<<<<

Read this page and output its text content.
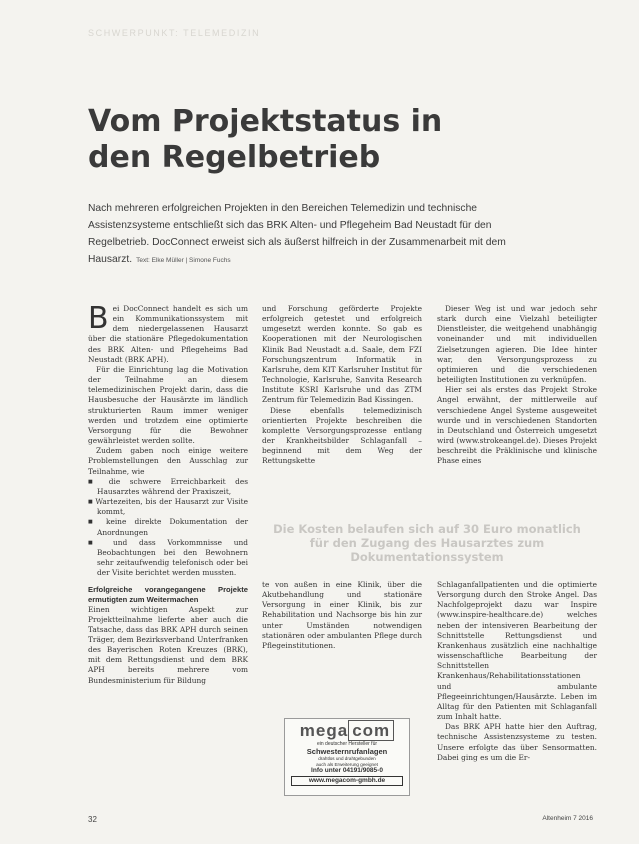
SCHWERPUNKT: TELEMEDIZIN
Vom Projektstatus in den Regelbetrieb

Nach mehreren erfolgreichen Projekten in den Bereichen Telemedizin und technische Assistenzsysteme entschließt sich das BRK Alten- und Pflegeheim Bad Neustadt für den Regelbetrieb. DocConnect erweist sich als äußerst hilfreich in der Zusammenarbeit mit dem Hausarzt. Text: Elke Müller | Simone Fuchs

Bei DocConnect handelt es sich um ein Kommunikationssystem mit dem niedergelassenen Hausarzt über die stationäre Pflegedokumentation des BRK Alten- und Pflegeheims Bad Neustadt (BRK APH).

Für die Einrichtung lag die Motivation der Teilnahme an diesem telemedizinischen Projekt darin, dass die Hausbesuche der Hausärzte im ländlich strukturierten Raum immer weniger werden und trotzdem eine optimierte Versorgung für die Bewohner gewährleistet werden sollte.

Zudem gaben noch einige weitere Problemstellungen den Ausschlag zur Teilnahme, wie

■ die schwere Erreichbarkeit des Hausarztes während der Praxiszeit,
■ Wartezeiten, bis der Hausarzt zur Visite kommt,
■ keine direkte Dokumentation der Anordnungen
■ und dass Vorkommnisse und Beobachtungen bei den Bewohnern sehr zeitaufwendig telefonisch oder bei der Visite berichtet werden mussten.

Erfolgreiche vorangegangene Projekte ermutigten zum Weitermachen

Einen wichtigen Aspekt zur Projektteilnahme lieferte aber auch die Tatsache, dass das BRK APH durch seinen Träger, dem Bezirksverband Unterfranken des Bayerischen Roten Kreuzes (BRK), mit dem Rettungsdienst und dem BRK APH bereits mehrere vom Bundesministerium für Bildung

und Forschung geförderte Projekte erfolgreich getestet und erfolgreich umgesetzt werden konnte. So gab es Kooperationen mit der Neurologischen Klinik Bad Neustadt a.d. Saale, dem FZI Forschungszentrum Informatik in Karlsruhe, dem KIT Karlsruher Institut für Technologie, Karlsruhe, Sanvita Research Institute KSRI Karlsruhe und das ZTM Zentrum für Telemedizin Bad Kissingen.

Diese ebenfalls telemedizinisch orientierten Projekte beschreiben die komplette Versorgungsprozesse entlang der Krankheitsbilder Schlaganfall – beginnend mit dem Weg der Rettungskette

te von außen in eine Klinik, über die Akutbehandlung und stationäre Versorgung in einer Klinik, bis zur Rehabilitation und Nachsorge bis hin zur unter Umständen notwendigen stationären oder ambulanten Pflege durch Pflegeinstitutionen.

Dieser Weg ist und war jedoch sehr stark durch eine Vielzahl beteiligter Dienstleister, die weitgehend unabhängig voneinander und mit individuellen Zielsetzungen agieren. Die Idee hinter war, den Versorgungsprozess zu optimieren und die verschiedenen beteiligten Institutionen zu verknüpfen.

Hier sei als erstes das Projekt Stroke Angel erwähnt, der mittlerweile auf verschiedene Angel Systeme ausgeweitet wurde und in verschiedenen Standorten in Deutschland und Österreich umgesetzt wird (www.strokeangel.de). Dieses Projekt beschreibt die Präklinische und klinische Phase eines

Schlaganfallpatienten und die optimierte Versorgung durch den Stroke Angel. Das Nachfolgeprojekt dazu war Inspire (www.inspire-healthcare.de) welches neben der intensiveren Bearbeitung der Schnittstelle Rettungsdienst und Krankenhaus zusätzlich eine nachhaltige wissenschaftliche Bearbeitung der Schnittstellen Krankenhaus/Rehabilitationsstationen und ambulante Pflegeeinrichtungen/Hausärzte. Leben im Alltag für den Patienten mit Schlaganfall zum Inhalt hatte.

Das BRK APH hatte hier den Auftrag, technische Assistenzsysteme zu testen. Unsere erfolgte das über Sensormatten. Dabei ging es um die Er-

Die Kosten belaufen sich auf 30 Euro monatlich für den Zugang des Hausarztes zum Dokumentationssystem

mega com
ein deutscher Hersteller für
Schwesternrufanlagen
drahtlos und drahtgebunden
auch als Erweiterung geeignet
Info unter 04191/9085-0
www.megacom-gmbh.de
32	Altenheim 7 2016
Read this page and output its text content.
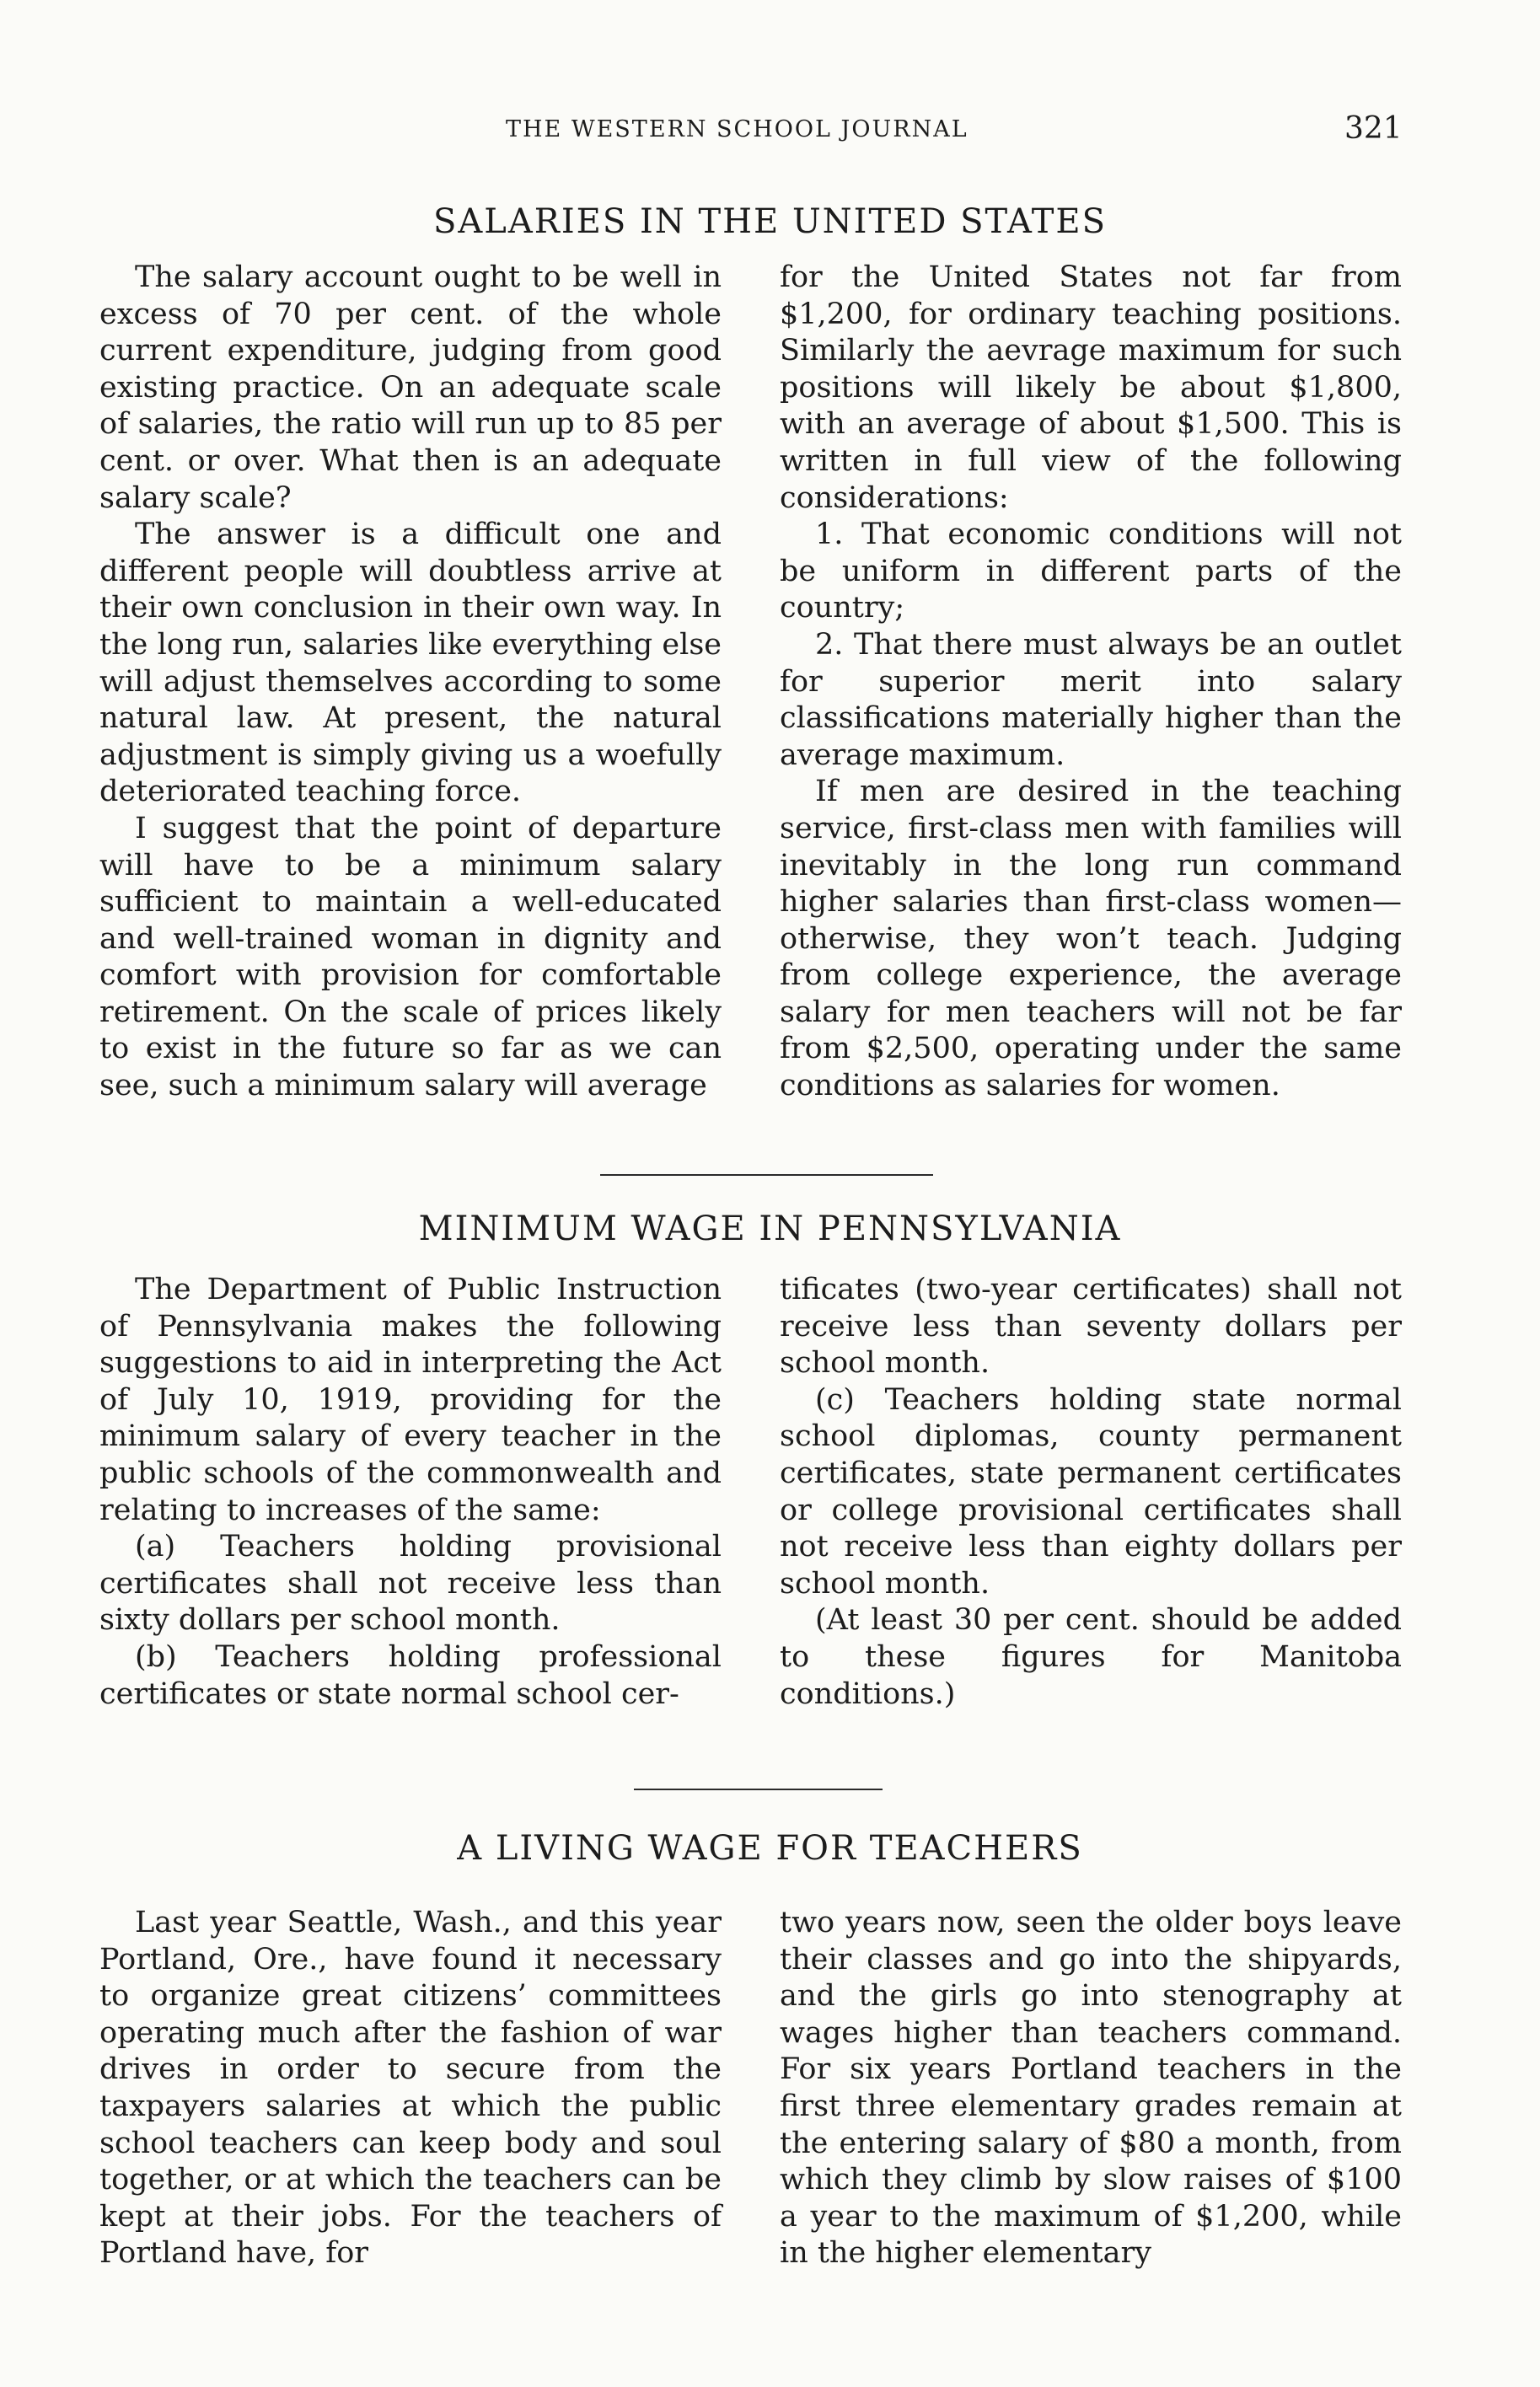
THE WESTERN SCHOOL JOURNAL	321
SALARIES IN THE UNITED STATES

The salary account ought to be well in excess of 70 per cent. of the whole current expenditure, judging from good existing practice. On an adequate scale of salaries, the ratio will run up to 85 per cent. or over. What then is an adequate salary scale?

The answer is a difficult one and different people will doubtless arrive at their own conclusion in their own way. In the long run, salaries like everything else will adjust themselves according to some natural law. At present, the natural adjustment is simply giving us a woefully deteriorated teaching force.

I suggest that the point of departure will have to be a minimum salary sufficient to maintain a well-educated and well-trained woman in dignity and comfort with provision for comfortable retirement. On the scale of prices likely to exist in the future so far as we can see, such a minimum salary will average

for the United States not far from $1,200, for ordinary teaching positions. Similarly the aevrage maximum for such positions will likely be about $1,800, with an average of about $1,500. This is written in full view of the following considerations:

1. That economic conditions will not be uniform in different parts of the country;

2. That there must always be an outlet for superior merit into salary classifications materially higher than the average maximum.

If men are desired in the teaching service, first-class men with families will inevitably in the long run command higher salaries than first-class women—otherwise, they won’t teach. Judging from college experience, the average salary for men teachers will not be far from $2,500, operating under the same conditions as salaries for women.

MINIMUM WAGE IN PENNSYLVANIA

The Department of Public Instruction of Pennsylvania makes the following suggestions to aid in interpreting the Act of July 10, 1919, providing for the minimum salary of every teacher in the public schools of the commonwealth and relating to increases of the same:

(a) Teachers holding provisional certificates shall not receive less than sixty dollars per school month.

(b) Teachers holding professional certificates or state normal school cer-

tificates (two-year certificates) shall not receive less than seventy dollars per school month.

(c) Teachers holding state normal school diplomas, county permanent certificates, state permanent certificates or college provisional certificates shall not receive less than eighty dollars per school month.

(At least 30 per cent. should be added to these figures for Manitoba conditions.)

A LIVING WAGE FOR TEACHERS

Last year Seattle, Wash., and this year Portland, Ore., have found it necessary to organize great citizens’ committees operating much after the fashion of war drives in order to secure from the taxpayers salaries at which the public school teachers can keep body and soul together, or at which the teachers can be kept at their jobs. For the teachers of Portland have, for

two years now, seen the older boys leave their classes and go into the shipyards, and the girls go into stenography at wages higher than teachers command. For six years Portland teachers in the first three elementary grades remain at the entering salary of $80 a month, from which they climb by slow raises of $100 a year to the maximum of $1,200, while in the higher elementary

>>>>

Scan the entries above. Copy each line that has the string "scale".

The salary account ought to be well in excess of 70 per cent. of the whole current expenditure, judging from good existing practice. On an adequate scale of salaries, the ratio will run up to 85 per cent. or over. What then is an adequate salary scale?
I suggest that the point of departure will have to be a minimum salary sufficient to maintain a well-educated and well-trained woman in dignity and comfort with provision for comfortable retirement. On the scale of prices likely to exist in the future so far as we can see, such a minimum salary will average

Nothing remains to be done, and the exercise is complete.